_Document text:_

Leaders and Men, Watch Your Buts
An essential leadership lesson, with the potential of opening hundreds of half-closed doors. The implications of buts for leaders and men.
Recently, my wife and better half told me that it makes her sad when she can’t figure out how to make me happy (stomach drop). I was in one of my moods of determined sadness — sometimes I’m a sinker — and we were at the kitchen table trying to uncover the source. After some back and forth, we reasoned that I was stressed about doing my job well and feeling guilty about being an absent father. I did not realize that I was also on the precipice of an essential leadership lesson, with the potential of opening hundreds of half-closed doors.
Why do I feel more pressure to check my email than to spend time with my daughter before she goes to bed? How does my professional evaluation weigh more than my performance as a parent? Being a father is the most important job I will ever have. I know this. Still, routinely, I forget Goethe’s wisdom:
“Things that matter most must never be at the mercy of things which matter least.”

_Source data:_
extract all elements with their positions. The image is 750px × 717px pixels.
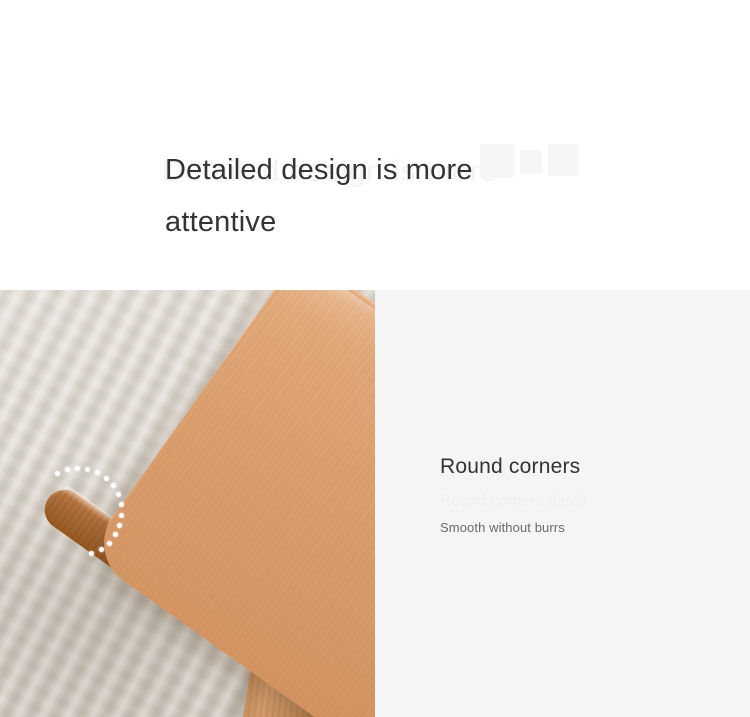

_Required task:_ Repeat the passage of the leadership essay from "Leaders and Men, Watch" to "leaders and men.", word for word. Nothing in the listing matters for this work.

_Answer for the task:_
Leaders and Men, Watch Your Buts
An essential leadership lesson, with the potential of opening hundreds of half-closed doors. The implications of buts for leaders and men.